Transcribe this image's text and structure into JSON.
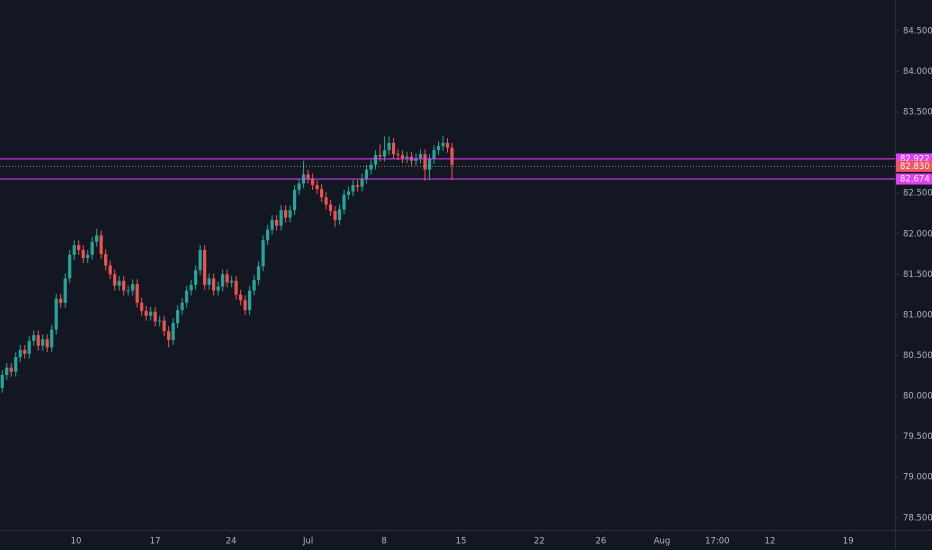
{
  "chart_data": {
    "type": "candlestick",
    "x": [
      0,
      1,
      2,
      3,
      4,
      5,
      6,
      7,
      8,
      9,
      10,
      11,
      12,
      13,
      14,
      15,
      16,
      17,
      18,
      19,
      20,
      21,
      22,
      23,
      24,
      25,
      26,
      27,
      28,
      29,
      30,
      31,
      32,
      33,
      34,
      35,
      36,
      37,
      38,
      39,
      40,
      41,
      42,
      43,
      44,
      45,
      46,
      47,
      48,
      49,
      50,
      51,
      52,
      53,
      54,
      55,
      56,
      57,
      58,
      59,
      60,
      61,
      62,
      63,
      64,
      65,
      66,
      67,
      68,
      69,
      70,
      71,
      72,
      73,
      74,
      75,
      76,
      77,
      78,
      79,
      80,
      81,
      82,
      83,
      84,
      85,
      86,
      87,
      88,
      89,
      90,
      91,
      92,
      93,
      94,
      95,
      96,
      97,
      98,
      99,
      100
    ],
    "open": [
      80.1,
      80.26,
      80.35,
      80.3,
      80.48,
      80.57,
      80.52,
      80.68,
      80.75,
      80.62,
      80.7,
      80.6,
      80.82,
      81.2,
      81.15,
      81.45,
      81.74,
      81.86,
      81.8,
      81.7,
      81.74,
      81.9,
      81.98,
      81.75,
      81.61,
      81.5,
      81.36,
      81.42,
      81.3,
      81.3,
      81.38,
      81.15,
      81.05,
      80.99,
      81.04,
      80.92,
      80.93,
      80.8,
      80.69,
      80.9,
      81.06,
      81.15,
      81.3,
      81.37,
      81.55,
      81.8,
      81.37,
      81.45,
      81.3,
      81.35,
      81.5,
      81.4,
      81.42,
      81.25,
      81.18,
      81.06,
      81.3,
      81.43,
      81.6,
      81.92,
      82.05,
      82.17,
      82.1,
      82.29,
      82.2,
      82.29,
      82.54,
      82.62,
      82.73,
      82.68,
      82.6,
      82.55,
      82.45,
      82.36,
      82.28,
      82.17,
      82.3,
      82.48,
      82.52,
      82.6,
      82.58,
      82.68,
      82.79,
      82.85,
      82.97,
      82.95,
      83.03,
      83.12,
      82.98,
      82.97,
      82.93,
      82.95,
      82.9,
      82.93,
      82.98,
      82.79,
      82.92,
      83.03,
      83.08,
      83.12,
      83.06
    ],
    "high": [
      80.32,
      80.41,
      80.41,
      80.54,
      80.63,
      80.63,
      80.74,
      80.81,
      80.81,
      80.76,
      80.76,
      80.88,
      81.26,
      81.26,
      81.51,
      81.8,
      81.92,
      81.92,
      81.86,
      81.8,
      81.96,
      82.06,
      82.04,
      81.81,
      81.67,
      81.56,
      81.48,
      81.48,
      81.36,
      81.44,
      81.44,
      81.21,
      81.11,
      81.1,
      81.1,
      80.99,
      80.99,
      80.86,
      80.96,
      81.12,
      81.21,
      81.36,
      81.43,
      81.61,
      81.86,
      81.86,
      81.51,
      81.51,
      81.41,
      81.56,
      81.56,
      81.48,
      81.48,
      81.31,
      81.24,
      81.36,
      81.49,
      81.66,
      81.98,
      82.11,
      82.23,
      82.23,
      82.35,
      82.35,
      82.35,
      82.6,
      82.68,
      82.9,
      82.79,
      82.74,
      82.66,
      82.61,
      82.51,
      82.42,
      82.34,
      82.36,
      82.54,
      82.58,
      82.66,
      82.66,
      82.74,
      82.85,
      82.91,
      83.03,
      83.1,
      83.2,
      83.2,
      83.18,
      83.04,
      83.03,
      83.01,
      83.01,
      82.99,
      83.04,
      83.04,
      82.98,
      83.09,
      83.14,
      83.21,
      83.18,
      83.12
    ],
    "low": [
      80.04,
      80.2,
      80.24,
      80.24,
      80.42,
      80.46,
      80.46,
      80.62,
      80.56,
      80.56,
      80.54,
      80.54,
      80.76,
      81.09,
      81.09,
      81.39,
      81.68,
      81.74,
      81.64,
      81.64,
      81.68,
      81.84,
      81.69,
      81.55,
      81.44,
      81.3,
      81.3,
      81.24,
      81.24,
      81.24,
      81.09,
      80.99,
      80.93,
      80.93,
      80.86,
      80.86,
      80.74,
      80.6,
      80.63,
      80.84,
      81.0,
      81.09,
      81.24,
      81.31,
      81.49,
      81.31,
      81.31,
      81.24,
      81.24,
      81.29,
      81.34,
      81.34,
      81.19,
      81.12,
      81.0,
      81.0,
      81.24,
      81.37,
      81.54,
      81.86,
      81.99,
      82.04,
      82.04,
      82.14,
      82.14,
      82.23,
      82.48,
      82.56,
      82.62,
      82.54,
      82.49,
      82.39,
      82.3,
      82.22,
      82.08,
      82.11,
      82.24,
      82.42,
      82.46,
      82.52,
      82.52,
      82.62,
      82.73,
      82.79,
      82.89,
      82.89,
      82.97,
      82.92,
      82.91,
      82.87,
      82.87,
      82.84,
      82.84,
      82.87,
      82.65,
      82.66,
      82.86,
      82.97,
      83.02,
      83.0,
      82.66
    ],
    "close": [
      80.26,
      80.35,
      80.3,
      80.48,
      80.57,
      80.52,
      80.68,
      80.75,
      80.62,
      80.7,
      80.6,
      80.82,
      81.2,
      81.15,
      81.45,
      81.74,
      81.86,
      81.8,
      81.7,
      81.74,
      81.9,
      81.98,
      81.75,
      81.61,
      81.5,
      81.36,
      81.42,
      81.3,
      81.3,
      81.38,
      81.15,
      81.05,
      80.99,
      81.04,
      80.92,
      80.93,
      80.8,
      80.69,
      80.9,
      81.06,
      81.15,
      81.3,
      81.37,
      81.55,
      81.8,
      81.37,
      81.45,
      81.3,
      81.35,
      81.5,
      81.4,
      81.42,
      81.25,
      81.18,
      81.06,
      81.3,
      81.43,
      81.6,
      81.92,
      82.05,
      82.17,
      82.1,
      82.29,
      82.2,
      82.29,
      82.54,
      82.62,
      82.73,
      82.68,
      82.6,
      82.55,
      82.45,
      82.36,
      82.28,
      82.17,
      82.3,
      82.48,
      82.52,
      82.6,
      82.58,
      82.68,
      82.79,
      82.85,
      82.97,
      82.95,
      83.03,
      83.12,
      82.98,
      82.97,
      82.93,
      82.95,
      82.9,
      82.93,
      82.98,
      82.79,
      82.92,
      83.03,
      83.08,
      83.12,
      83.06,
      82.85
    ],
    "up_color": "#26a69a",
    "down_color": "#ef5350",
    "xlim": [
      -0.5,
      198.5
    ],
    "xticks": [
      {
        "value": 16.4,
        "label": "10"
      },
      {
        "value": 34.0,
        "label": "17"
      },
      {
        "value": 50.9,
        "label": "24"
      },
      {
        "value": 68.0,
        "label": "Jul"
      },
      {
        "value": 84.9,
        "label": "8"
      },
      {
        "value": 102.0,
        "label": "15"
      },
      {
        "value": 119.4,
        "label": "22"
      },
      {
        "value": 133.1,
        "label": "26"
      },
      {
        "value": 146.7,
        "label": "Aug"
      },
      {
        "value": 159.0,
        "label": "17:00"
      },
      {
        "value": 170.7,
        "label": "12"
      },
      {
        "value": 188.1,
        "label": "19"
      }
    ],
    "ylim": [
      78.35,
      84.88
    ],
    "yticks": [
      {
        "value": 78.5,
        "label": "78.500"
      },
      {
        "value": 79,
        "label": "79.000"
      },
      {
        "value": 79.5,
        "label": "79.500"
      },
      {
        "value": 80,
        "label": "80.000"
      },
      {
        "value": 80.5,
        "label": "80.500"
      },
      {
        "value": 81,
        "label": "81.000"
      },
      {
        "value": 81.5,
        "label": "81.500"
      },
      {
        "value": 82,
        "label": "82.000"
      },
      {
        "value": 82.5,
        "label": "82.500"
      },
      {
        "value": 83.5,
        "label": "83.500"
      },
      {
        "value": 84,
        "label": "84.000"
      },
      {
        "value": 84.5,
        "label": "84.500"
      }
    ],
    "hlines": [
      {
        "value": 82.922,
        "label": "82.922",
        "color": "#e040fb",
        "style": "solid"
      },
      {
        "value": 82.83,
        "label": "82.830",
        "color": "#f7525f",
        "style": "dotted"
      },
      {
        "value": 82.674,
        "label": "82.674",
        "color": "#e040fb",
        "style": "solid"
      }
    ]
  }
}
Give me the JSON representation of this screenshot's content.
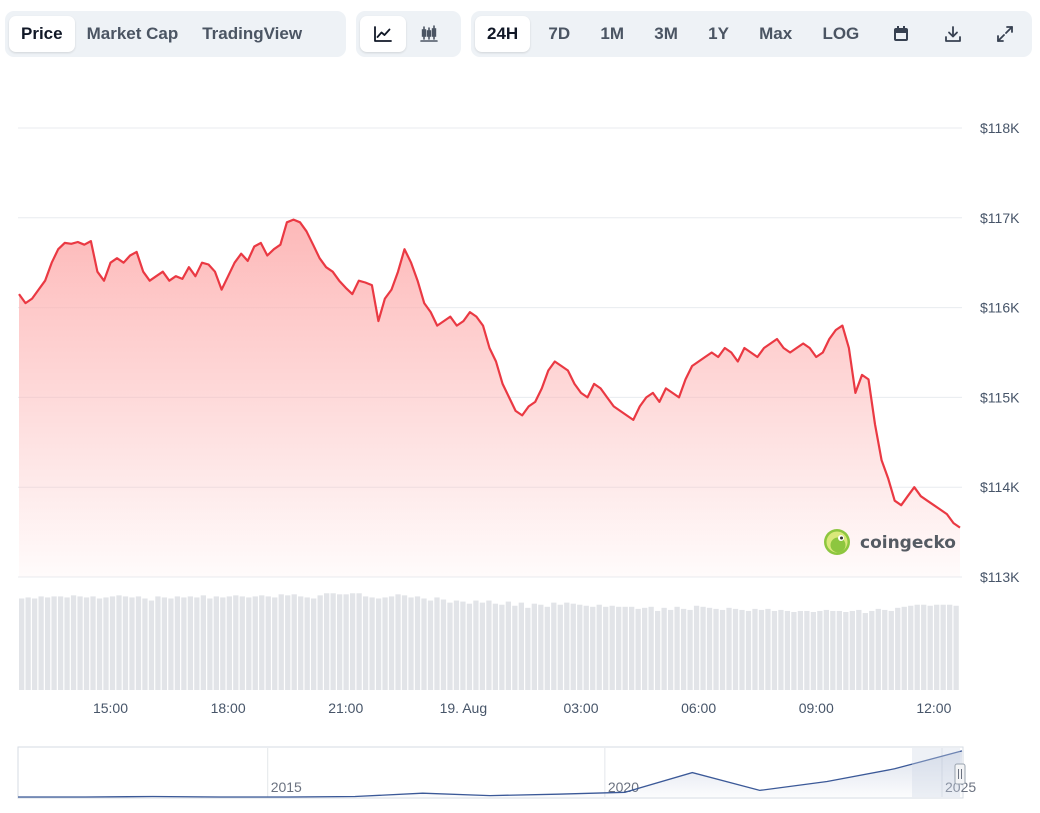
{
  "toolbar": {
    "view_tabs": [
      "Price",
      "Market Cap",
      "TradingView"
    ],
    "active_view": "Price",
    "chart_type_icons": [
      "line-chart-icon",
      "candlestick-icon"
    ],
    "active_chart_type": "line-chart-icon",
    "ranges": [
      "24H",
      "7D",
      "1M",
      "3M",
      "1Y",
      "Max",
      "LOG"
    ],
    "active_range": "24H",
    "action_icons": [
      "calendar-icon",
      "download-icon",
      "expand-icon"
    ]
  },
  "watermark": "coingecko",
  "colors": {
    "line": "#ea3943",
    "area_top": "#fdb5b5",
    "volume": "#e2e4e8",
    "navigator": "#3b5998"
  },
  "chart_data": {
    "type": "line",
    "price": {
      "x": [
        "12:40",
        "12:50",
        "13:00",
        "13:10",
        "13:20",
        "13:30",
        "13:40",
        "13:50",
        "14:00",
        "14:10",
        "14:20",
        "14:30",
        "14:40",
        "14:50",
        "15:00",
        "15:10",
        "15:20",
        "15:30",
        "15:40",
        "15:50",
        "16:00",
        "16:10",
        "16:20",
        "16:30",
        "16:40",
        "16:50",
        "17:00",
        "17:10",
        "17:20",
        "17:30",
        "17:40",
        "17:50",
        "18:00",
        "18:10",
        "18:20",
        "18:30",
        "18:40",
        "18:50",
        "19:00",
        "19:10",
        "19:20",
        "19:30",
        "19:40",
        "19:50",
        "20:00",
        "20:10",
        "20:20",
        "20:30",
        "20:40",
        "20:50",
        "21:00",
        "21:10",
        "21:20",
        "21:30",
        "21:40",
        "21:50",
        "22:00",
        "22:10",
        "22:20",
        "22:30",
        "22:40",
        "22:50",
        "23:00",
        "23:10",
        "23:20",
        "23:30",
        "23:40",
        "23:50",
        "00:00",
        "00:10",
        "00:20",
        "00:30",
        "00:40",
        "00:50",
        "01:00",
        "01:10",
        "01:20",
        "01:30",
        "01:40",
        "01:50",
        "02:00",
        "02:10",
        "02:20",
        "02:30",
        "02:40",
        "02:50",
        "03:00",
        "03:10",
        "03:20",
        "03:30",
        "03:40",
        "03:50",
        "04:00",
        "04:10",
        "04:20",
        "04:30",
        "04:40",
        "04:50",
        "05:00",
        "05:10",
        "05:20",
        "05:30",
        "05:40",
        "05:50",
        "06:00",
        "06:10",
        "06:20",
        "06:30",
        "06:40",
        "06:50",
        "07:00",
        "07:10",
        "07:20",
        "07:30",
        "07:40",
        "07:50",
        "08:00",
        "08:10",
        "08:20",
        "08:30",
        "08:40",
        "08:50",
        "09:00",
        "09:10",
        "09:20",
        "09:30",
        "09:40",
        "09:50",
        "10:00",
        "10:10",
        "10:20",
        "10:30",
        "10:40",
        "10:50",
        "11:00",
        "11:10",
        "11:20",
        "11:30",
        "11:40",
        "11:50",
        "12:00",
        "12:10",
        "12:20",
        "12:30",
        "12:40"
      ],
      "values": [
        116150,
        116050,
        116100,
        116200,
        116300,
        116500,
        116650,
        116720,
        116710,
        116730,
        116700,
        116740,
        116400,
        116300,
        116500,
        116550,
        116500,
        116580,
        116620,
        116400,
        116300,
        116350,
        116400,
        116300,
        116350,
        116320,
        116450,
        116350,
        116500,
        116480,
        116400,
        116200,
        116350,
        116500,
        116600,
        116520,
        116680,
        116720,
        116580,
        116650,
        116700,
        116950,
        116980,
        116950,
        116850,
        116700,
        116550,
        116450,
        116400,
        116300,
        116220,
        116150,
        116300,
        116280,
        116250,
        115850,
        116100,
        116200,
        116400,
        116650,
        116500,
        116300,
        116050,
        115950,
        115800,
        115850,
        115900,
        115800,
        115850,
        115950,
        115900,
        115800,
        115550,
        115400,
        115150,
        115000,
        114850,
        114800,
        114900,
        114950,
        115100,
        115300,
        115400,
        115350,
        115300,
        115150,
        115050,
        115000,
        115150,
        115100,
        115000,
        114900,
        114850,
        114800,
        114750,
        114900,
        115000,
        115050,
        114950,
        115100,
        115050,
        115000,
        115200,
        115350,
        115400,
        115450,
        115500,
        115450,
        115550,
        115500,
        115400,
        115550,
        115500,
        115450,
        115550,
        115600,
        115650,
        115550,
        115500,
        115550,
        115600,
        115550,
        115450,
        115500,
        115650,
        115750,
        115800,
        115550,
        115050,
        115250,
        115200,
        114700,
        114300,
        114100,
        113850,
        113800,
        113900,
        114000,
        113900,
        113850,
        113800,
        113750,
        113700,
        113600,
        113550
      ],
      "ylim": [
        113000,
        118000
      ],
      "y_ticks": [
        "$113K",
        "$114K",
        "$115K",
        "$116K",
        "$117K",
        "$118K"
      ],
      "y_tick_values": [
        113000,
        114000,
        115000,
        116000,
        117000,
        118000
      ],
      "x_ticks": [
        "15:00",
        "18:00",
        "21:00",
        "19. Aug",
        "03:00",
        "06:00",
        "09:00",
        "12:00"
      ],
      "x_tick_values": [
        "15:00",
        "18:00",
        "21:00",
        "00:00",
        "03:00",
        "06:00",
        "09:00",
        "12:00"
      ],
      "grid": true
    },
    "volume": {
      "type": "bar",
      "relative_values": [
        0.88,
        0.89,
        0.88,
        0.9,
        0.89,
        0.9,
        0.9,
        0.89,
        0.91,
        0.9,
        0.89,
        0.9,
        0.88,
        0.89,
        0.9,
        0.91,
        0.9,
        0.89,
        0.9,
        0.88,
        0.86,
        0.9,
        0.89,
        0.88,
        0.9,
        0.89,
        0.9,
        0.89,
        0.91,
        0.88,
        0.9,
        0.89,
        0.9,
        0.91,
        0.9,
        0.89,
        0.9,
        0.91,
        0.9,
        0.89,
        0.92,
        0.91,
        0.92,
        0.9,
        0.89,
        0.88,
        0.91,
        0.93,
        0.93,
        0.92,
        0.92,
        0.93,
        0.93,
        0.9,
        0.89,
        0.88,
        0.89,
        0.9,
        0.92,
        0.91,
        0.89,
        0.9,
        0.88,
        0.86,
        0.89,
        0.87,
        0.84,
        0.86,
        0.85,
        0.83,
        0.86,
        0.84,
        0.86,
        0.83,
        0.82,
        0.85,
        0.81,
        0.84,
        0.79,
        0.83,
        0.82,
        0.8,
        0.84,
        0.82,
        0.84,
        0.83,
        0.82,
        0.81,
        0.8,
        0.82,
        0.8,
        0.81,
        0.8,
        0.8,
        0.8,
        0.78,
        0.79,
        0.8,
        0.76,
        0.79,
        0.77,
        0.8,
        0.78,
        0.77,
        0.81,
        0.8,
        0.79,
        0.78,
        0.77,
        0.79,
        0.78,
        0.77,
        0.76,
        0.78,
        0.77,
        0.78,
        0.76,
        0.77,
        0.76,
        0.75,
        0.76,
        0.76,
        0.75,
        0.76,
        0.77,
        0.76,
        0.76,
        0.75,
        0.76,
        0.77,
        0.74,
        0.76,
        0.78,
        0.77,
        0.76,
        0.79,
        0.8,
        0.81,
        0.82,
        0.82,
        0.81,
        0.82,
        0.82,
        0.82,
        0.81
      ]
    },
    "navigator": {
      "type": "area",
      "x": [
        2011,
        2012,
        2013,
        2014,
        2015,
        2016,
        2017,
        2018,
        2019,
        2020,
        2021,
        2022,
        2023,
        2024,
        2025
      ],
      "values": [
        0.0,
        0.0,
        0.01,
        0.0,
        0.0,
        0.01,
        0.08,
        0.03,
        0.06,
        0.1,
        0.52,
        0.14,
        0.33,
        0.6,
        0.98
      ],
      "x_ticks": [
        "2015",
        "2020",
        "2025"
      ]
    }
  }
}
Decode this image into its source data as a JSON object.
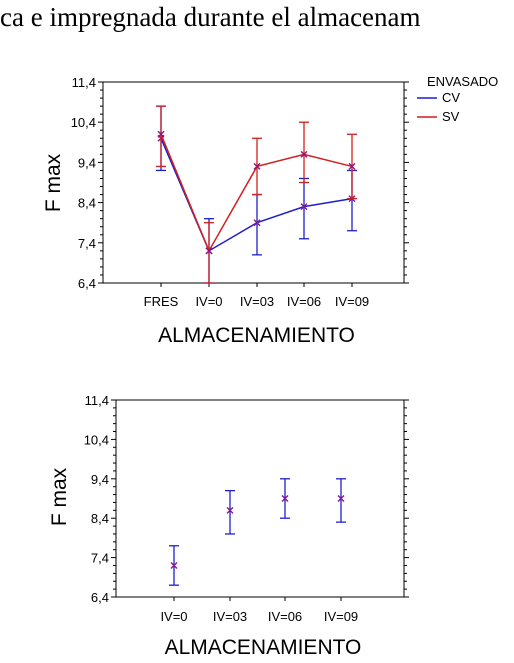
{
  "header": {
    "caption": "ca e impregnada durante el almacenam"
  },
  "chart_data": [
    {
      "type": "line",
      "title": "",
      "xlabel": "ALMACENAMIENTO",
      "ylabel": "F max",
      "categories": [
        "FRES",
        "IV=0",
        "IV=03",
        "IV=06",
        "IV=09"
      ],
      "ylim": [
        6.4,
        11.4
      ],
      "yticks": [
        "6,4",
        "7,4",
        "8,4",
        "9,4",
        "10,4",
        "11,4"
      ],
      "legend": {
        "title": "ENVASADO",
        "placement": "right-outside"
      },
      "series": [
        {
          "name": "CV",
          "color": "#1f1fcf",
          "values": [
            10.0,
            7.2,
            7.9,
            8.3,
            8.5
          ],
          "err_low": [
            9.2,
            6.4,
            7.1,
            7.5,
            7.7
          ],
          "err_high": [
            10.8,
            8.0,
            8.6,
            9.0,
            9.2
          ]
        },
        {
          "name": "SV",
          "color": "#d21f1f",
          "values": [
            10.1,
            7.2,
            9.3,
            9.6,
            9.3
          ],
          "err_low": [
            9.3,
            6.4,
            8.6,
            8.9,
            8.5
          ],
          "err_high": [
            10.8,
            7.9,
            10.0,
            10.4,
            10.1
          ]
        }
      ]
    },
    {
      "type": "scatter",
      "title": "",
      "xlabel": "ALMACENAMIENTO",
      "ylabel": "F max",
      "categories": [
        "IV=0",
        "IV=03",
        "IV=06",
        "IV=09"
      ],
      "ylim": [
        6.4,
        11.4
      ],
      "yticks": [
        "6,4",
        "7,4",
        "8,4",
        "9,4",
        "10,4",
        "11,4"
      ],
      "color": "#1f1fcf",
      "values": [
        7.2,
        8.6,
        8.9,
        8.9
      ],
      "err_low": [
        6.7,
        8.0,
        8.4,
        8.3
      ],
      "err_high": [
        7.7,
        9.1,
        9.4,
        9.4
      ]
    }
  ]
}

........

Work instructions:
Examine the listing and say how many of its lines contain the string "this". Give the number alone.

Task response:
3